*INFORMATION SUPPLIED*

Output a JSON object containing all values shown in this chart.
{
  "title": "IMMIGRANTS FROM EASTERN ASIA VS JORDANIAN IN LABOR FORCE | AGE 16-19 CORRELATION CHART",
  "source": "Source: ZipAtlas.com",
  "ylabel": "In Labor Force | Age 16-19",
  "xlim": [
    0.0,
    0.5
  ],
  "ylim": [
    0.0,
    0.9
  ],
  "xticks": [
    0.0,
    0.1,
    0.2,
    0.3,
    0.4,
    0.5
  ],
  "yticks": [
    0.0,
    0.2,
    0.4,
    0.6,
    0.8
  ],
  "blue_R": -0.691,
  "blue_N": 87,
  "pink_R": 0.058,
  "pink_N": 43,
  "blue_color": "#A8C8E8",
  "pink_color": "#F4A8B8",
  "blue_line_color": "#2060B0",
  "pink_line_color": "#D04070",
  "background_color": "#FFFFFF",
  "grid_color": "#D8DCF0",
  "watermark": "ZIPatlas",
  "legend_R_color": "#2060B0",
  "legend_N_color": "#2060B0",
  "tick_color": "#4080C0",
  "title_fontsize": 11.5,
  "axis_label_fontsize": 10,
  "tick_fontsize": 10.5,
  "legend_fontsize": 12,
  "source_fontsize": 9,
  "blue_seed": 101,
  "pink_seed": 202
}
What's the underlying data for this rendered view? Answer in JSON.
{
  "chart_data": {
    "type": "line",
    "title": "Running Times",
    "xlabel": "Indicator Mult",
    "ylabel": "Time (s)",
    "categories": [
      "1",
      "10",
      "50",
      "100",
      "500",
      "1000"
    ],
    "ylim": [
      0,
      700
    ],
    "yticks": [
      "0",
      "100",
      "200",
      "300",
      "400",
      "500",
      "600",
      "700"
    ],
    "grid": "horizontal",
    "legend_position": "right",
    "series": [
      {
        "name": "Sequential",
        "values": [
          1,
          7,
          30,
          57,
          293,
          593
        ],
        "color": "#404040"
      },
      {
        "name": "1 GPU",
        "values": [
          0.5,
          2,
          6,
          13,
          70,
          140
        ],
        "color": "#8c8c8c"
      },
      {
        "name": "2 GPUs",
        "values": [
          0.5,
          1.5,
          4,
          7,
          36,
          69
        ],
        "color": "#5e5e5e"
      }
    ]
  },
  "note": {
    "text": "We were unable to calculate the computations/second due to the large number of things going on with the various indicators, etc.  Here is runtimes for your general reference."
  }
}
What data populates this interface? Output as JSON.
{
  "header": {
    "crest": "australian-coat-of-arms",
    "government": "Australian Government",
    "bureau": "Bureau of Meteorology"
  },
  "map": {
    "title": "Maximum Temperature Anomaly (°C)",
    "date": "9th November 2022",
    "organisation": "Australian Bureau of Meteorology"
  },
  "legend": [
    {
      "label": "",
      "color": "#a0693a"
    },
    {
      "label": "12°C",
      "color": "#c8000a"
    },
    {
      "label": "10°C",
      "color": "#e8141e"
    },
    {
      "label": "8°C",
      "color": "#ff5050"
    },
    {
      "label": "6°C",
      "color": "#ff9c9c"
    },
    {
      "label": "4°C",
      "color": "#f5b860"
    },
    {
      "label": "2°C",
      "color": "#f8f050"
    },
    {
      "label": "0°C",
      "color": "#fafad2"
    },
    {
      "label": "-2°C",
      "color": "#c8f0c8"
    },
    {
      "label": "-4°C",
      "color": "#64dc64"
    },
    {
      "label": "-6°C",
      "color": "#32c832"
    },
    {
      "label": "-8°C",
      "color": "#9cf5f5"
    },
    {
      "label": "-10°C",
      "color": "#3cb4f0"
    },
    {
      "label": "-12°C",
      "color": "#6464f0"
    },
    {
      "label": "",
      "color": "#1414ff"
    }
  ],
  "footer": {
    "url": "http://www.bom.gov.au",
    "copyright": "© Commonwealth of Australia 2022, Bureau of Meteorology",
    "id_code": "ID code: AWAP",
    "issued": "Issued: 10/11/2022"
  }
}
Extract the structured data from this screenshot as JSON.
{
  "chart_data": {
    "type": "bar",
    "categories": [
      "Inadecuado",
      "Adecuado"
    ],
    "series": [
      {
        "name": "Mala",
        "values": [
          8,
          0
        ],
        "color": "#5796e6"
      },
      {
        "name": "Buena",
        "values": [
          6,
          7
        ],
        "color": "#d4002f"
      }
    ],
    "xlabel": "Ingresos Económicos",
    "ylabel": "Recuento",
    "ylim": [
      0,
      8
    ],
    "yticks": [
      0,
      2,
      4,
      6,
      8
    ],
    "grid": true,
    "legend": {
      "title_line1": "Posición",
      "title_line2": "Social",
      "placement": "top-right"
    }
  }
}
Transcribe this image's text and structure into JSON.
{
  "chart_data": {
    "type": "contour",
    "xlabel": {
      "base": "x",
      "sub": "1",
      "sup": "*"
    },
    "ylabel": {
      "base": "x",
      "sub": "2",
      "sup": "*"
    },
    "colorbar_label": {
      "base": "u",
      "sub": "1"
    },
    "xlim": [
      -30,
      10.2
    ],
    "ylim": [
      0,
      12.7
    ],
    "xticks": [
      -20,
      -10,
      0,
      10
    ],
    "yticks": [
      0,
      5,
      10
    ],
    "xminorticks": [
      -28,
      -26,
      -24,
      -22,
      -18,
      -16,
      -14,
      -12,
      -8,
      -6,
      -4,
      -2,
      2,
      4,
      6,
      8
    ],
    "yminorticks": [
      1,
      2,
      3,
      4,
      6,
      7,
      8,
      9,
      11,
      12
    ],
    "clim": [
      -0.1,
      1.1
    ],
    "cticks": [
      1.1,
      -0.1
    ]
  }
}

*SHORT TASK*
Repeat the material above in full, quoting it exactly.

*TASK OUTPUT*
Output a JSON object containing all values shown in this chart.
{
  "title": "IMMIGRANTS FROM EASTERN ASIA VS JORDANIAN IN LABOR FORCE | AGE 16-19 CORRELATION CHART",
  "source": "Source: ZipAtlas.com",
  "ylabel": "In Labor Force | Age 16-19",
  "xlim": [
    0.0,
    0.5
  ],
  "ylim": [
    0.0,
    0.9
  ],
  "xticks": [
    0.0,
    0.1,
    0.2,
    0.3,
    0.4,
    0.5
  ],
  "yticks": [
    0.0,
    0.2,
    0.4,
    0.6,
    0.8
  ],
  "blue_R": -0.691,
  "blue_N": 87,
  "pink_R": 0.058,
  "pink_N": 43,
  "blue_color": "#A8C8E8",
  "pink_color": "#F4A8B8",
  "blue_line_color": "#2060B0",
  "pink_line_color": "#D04070",
  "background_color": "#FFFFFF",
  "grid_color": "#D8DCF0",
  "watermark": "ZIPatlas",
  "legend_R_color": "#2060B0",
  "legend_N_color": "#2060B0",
  "tick_color": "#4080C0",
  "title_fontsize": 11.5,
  "axis_label_fontsize": 10,
  "tick_fontsize": 10.5,
  "legend_fontsize": 12,
  "source_fontsize": 9,
  "blue_seed": 101,
  "pink_seed": 202
}
What's the underlying data for this rendered view? Answer in JSON.
{
  "chart_data": {
    "type": "line",
    "title": "Running Times",
    "xlabel": "Indicator Mult",
    "ylabel": "Time (s)",
    "categories": [
      "1",
      "10",
      "50",
      "100",
      "500",
      "1000"
    ],
    "ylim": [
      0,
      700
    ],
    "yticks": [
      "0",
      "100",
      "200",
      "300",
      "400",
      "500",
      "600",
      "700"
    ],
    "grid": "horizontal",
    "legend_position": "right",
    "series": [
      {
        "name": "Sequential",
        "values": [
          1,
          7,
          30,
          57,
          293,
          593
        ],
        "color": "#404040"
      },
      {
        "name": "1 GPU",
        "values": [
          0.5,
          2,
          6,
          13,
          70,
          140
        ],
        "color": "#8c8c8c"
      },
      {
        "name": "2 GPUs",
        "values": [
          0.5,
          1.5,
          4,
          7,
          36,
          69
        ],
        "color": "#5e5e5e"
      }
    ]
  },
  "note": {
    "text": "We were unable to calculate the computations/second due to the large number of things going on with the various indicators, etc.  Here is runtimes for your general reference."
  }
}
What data populates this interface? Output as JSON.
{
  "header": {
    "crest": "australian-coat-of-arms",
    "government": "Australian Government",
    "bureau": "Bureau of Meteorology"
  },
  "map": {
    "title": "Maximum Temperature Anomaly (°C)",
    "date": "9th November 2022",
    "organisation": "Australian Bureau of Meteorology"
  },
  "legend": [
    {
      "label": "",
      "color": "#a0693a"
    },
    {
      "label": "12°C",
      "color": "#c8000a"
    },
    {
      "label": "10°C",
      "color": "#e8141e"
    },
    {
      "label": "8°C",
      "color": "#ff5050"
    },
    {
      "label": "6°C",
      "color": "#ff9c9c"
    },
    {
      "label": "4°C",
      "color": "#f5b860"
    },
    {
      "label": "2°C",
      "color": "#f8f050"
    },
    {
      "label": "0°C",
      "color": "#fafad2"
    },
    {
      "label": "-2°C",
      "color": "#c8f0c8"
    },
    {
      "label": "-4°C",
      "color": "#64dc64"
    },
    {
      "label": "-6°C",
      "color": "#32c832"
    },
    {
      "label": "-8°C",
      "color": "#9cf5f5"
    },
    {
      "label": "-10°C",
      "color": "#3cb4f0"
    },
    {
      "label": "-12°C",
      "color": "#6464f0"
    },
    {
      "label": "",
      "color": "#1414ff"
    }
  ],
  "footer": {
    "url": "http://www.bom.gov.au",
    "copyright": "© Commonwealth of Australia 2022, Bureau of Meteorology",
    "id_code": "ID code: AWAP",
    "issued": "Issued: 10/11/2022"
  }
}
Extract the structured data from this screenshot as JSON.
{
  "chart_data": {
    "type": "bar",
    "categories": [
      "Inadecuado",
      "Adecuado"
    ],
    "series": [
      {
        "name": "Mala",
        "values": [
          8,
          0
        ],
        "color": "#5796e6"
      },
      {
        "name": "Buena",
        "values": [
          6,
          7
        ],
        "color": "#d4002f"
      }
    ],
    "xlabel": "Ingresos Económicos",
    "ylabel": "Recuento",
    "ylim": [
      0,
      8
    ],
    "yticks": [
      0,
      2,
      4,
      6,
      8
    ],
    "grid": true,
    "legend": {
      "title_line1": "Posición",
      "title_line2": "Social",
      "placement": "top-right"
    }
  }
}
Transcribe this image's text and structure into JSON.
{
  "chart_data": {
    "type": "contour",
    "xlabel": {
      "base": "x",
      "sub": "1",
      "sup": "*"
    },
    "ylabel": {
      "base": "x",
      "sub": "2",
      "sup": "*"
    },
    "colorbar_label": {
      "base": "u",
      "sub": "1"
    },
    "xlim": [
      -30,
      10.2
    ],
    "ylim": [
      0,
      12.7
    ],
    "xticks": [
      -20,
      -10,
      0,
      10
    ],
    "yticks": [
      0,
      5,
      10
    ],
    "xminorticks": [
      -28,
      -26,
      -24,
      -22,
      -18,
      -16,
      -14,
      -12,
      -8,
      -6,
      -4,
      -2,
      2,
      4,
      6,
      8
    ],
    "yminorticks": [
      1,
      2,
      3,
      4,
      6,
      7,
      8,
      9,
      11,
      12
    ],
    "clim": [
      -0.1,
      1.1
    ],
    "cticks": [
      1.1,
      -0.1
    ]
  }
}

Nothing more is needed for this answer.